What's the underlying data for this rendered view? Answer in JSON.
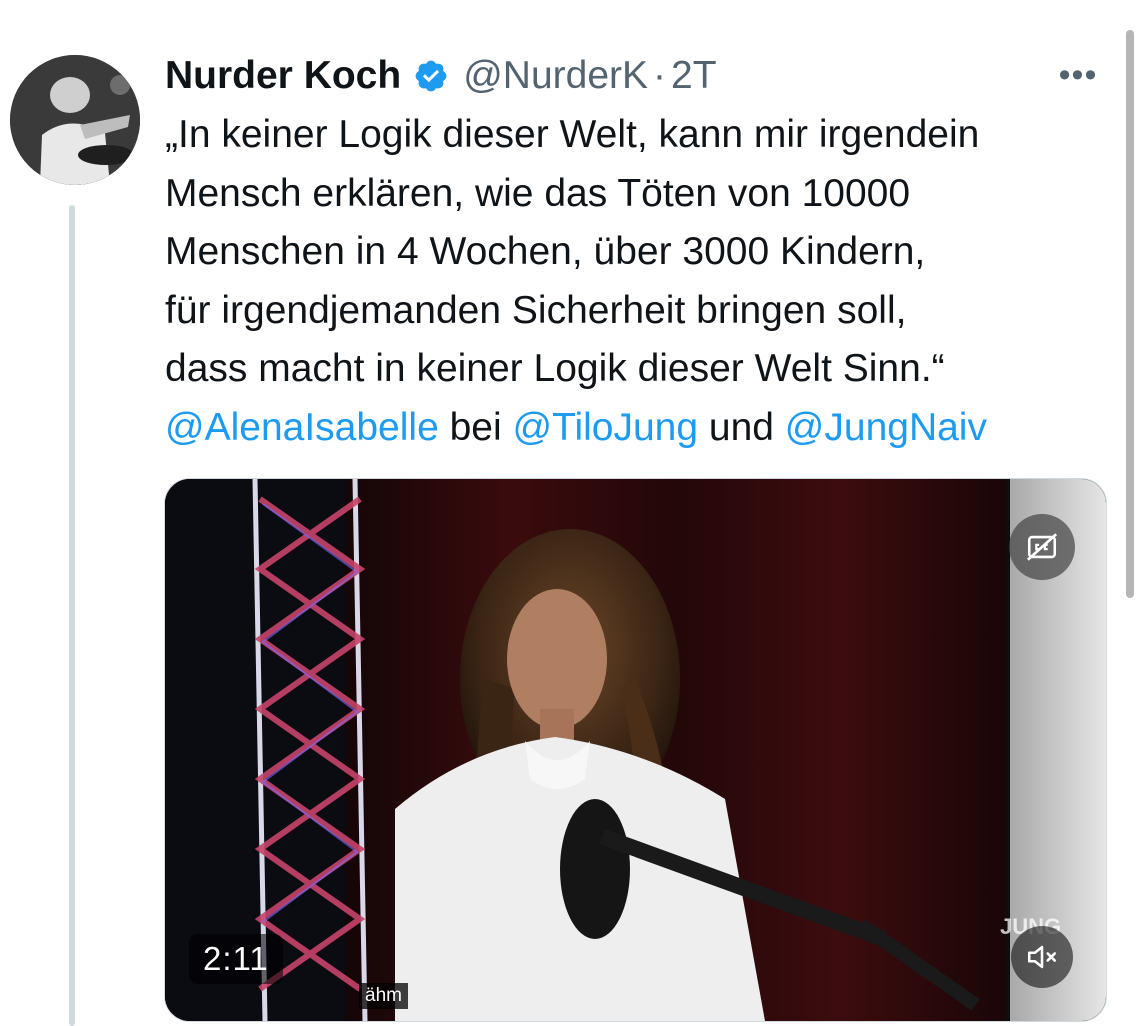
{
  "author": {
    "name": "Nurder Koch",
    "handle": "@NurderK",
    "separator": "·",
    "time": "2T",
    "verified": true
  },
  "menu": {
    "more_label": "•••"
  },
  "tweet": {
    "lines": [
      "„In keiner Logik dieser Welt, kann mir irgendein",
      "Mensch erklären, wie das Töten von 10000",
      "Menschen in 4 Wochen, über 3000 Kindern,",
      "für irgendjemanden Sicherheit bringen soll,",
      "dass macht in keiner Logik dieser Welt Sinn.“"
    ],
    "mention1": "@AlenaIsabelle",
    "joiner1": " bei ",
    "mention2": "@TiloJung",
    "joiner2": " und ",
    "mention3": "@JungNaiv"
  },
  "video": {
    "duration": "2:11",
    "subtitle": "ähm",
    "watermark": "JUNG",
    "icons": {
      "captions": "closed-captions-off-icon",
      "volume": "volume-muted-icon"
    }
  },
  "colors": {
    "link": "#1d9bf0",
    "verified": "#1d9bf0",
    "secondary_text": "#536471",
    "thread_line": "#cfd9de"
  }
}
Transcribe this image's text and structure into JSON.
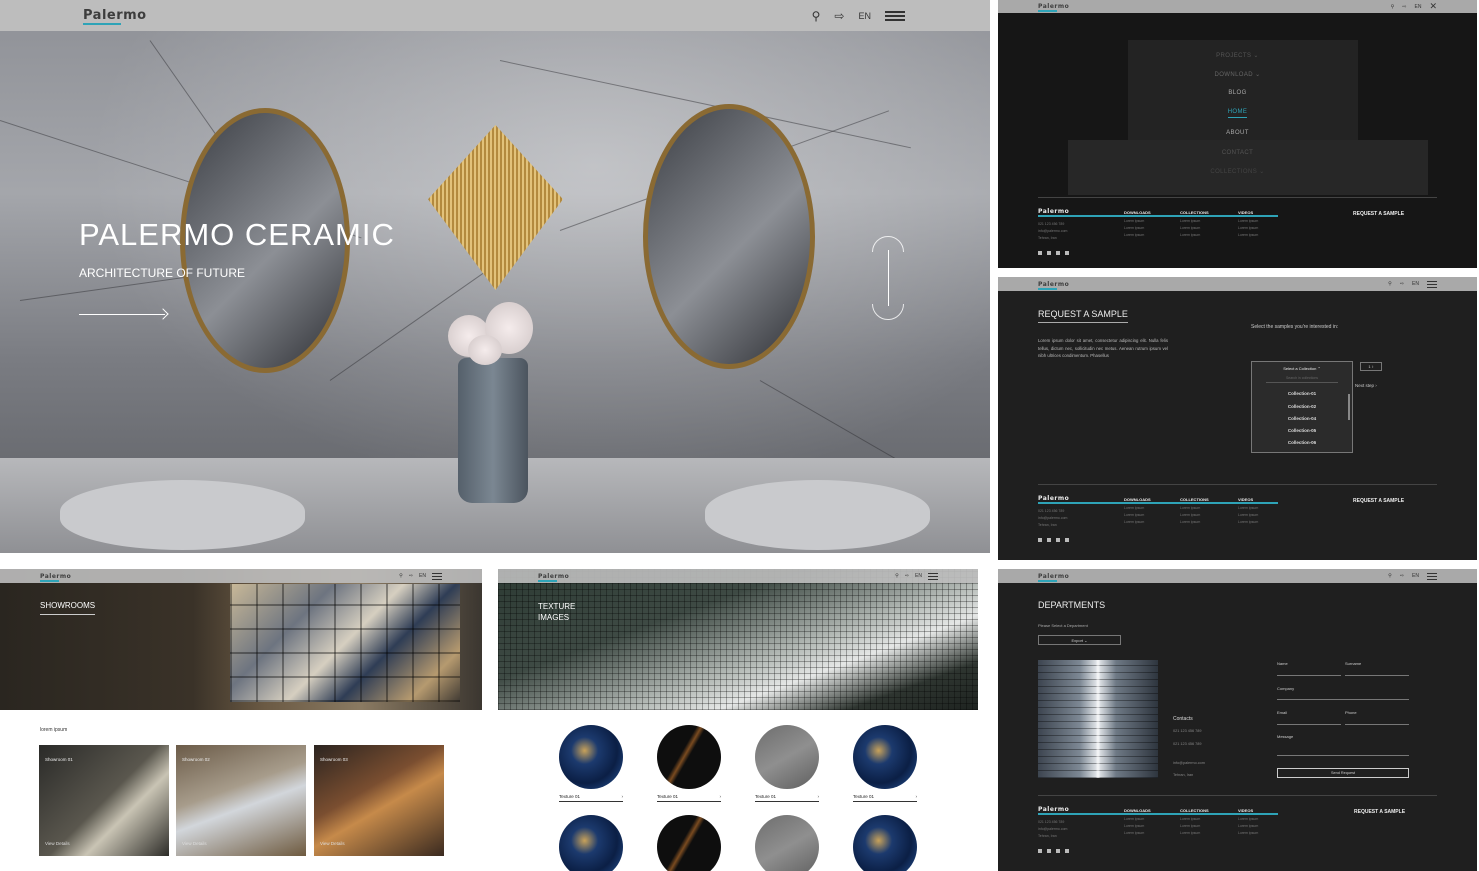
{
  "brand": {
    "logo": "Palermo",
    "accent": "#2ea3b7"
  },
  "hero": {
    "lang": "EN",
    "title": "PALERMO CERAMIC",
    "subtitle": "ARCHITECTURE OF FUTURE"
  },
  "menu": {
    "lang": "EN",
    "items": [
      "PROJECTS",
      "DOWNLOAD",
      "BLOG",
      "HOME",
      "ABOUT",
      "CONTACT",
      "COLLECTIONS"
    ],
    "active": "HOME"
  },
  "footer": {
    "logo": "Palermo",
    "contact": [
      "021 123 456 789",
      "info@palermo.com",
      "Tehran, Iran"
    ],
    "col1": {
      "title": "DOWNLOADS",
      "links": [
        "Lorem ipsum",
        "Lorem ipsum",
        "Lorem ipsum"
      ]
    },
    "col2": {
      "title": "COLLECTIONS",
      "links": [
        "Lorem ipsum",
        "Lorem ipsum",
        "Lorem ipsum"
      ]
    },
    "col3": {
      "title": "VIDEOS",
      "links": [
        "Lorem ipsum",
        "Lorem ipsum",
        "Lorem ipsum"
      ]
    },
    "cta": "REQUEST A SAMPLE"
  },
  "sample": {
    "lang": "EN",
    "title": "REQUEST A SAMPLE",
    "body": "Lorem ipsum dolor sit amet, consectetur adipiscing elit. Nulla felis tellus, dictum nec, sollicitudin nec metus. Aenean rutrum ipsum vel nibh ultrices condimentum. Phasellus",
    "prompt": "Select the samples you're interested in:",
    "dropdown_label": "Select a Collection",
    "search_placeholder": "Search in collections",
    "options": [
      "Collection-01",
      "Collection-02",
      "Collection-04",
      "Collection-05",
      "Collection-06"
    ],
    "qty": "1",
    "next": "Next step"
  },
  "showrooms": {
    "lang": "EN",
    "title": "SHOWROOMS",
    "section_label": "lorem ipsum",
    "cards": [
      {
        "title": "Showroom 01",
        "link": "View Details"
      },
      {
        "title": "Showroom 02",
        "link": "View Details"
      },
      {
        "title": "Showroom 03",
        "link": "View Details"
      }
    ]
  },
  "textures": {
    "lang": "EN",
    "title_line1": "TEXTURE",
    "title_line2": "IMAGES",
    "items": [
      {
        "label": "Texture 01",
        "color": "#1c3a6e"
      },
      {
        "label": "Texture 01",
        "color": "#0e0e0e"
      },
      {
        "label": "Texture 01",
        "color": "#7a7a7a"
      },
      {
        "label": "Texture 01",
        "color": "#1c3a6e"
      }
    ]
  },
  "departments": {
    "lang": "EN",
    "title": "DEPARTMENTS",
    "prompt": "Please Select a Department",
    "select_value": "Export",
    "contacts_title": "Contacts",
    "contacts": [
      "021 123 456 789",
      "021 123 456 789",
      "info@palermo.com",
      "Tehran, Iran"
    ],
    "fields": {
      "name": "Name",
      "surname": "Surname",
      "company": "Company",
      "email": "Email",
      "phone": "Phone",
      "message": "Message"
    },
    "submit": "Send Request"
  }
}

**The request:** Set every line down exactly as written, leaving each picture out.

**Output:**
What's the underlying data for this rendered view? Answer in JSON.
{
  "author": {
    "name": "Nurder Koch",
    "handle": "@NurderK",
    "separator": "·",
    "time": "2T",
    "verified": true
  },
  "menu": {
    "more_label": "•••"
  },
  "tweet": {
    "lines": [
      "„In keiner Logik dieser Welt, kann mir irgendein",
      "Mensch erklären, wie das Töten von 10000",
      "Menschen in 4 Wochen, über 3000 Kindern,",
      "für irgendjemanden Sicherheit bringen soll,",
      "dass macht in keiner Logik dieser Welt Sinn.“"
    ],
    "mention1": "@AlenaIsabelle",
    "joiner1": " bei ",
    "mention2": "@TiloJung",
    "joiner2": " und ",
    "mention3": "@JungNaiv"
  },
  "video": {
    "duration": "2:11",
    "subtitle": "ähm",
    "watermark": "JUNG",
    "icons": {
      "captions": "closed-captions-off-icon",
      "volume": "volume-muted-icon"
    }
  },
  "colors": {
    "link": "#1d9bf0",
    "verified": "#1d9bf0",
    "secondary_text": "#536471",
    "thread_line": "#cfd9de"
  }
}
Transcribe this image's text and structure into JSON.
{
  "brand": {
    "logo": "Palermo",
    "accent": "#2ea3b7"
  },
  "hero": {
    "lang": "EN",
    "title": "PALERMO CERAMIC",
    "subtitle": "ARCHITECTURE OF FUTURE"
  },
  "menu": {
    "lang": "EN",
    "items": [
      "PROJECTS",
      "DOWNLOAD",
      "BLOG",
      "HOME",
      "ABOUT",
      "CONTACT",
      "COLLECTIONS"
    ],
    "active": "HOME"
  },
  "footer": {
    "logo": "Palermo",
    "contact": [
      "021 123 456 789",
      "info@palermo.com",
      "Tehran, Iran"
    ],
    "col1": {
      "title": "DOWNLOADS",
      "links": [
        "Lorem ipsum",
        "Lorem ipsum",
        "Lorem ipsum"
      ]
    },
    "col2": {
      "title": "COLLECTIONS",
      "links": [
        "Lorem ipsum",
        "Lorem ipsum",
        "Lorem ipsum"
      ]
    },
    "col3": {
      "title": "VIDEOS",
      "links": [
        "Lorem ipsum",
        "Lorem ipsum",
        "Lorem ipsum"
      ]
    },
    "cta": "REQUEST A SAMPLE"
  },
  "sample": {
    "lang": "EN",
    "title": "REQUEST A SAMPLE",
    "body": "Lorem ipsum dolor sit amet, consectetur adipiscing elit. Nulla felis tellus, dictum nec, sollicitudin nec metus. Aenean rutrum ipsum vel nibh ultrices condimentum. Phasellus",
    "prompt": "Select the samples you're interested in:",
    "dropdown_label": "Select a Collection",
    "search_placeholder": "Search in collections",
    "options": [
      "Collection-01",
      "Collection-02",
      "Collection-04",
      "Collection-05",
      "Collection-06"
    ],
    "qty": "1",
    "next": "Next step"
  },
  "showrooms": {
    "lang": "EN",
    "title": "SHOWROOMS",
    "section_label": "lorem ipsum",
    "cards": [
      {
        "title": "Showroom 01",
        "link": "View Details"
      },
      {
        "title": "Showroom 02",
        "link": "View Details"
      },
      {
        "title": "Showroom 03",
        "link": "View Details"
      }
    ]
  },
  "textures": {
    "lang": "EN",
    "title_line1": "TEXTURE",
    "title_line2": "IMAGES",
    "items": [
      {
        "label": "Texture 01",
        "color": "#1c3a6e"
      },
      {
        "label": "Texture 01",
        "color": "#0e0e0e"
      },
      {
        "label": "Texture 01",
        "color": "#7a7a7a"
      },
      {
        "label": "Texture 01",
        "color": "#1c3a6e"
      }
    ]
  },
  "departments": {
    "lang": "EN",
    "title": "DEPARTMENTS",
    "prompt": "Please Select a Department",
    "select_value": "Export",
    "contacts_title": "Contacts",
    "contacts": [
      "021 123 456 789",
      "021 123 456 789",
      "info@palermo.com",
      "Tehran, Iran"
    ],
    "fields": {
      "name": "Name",
      "surname": "Surname",
      "company": "Company",
      "email": "Email",
      "phone": "Phone",
      "message": "Message"
    },
    "submit": "Send Request"
  }
}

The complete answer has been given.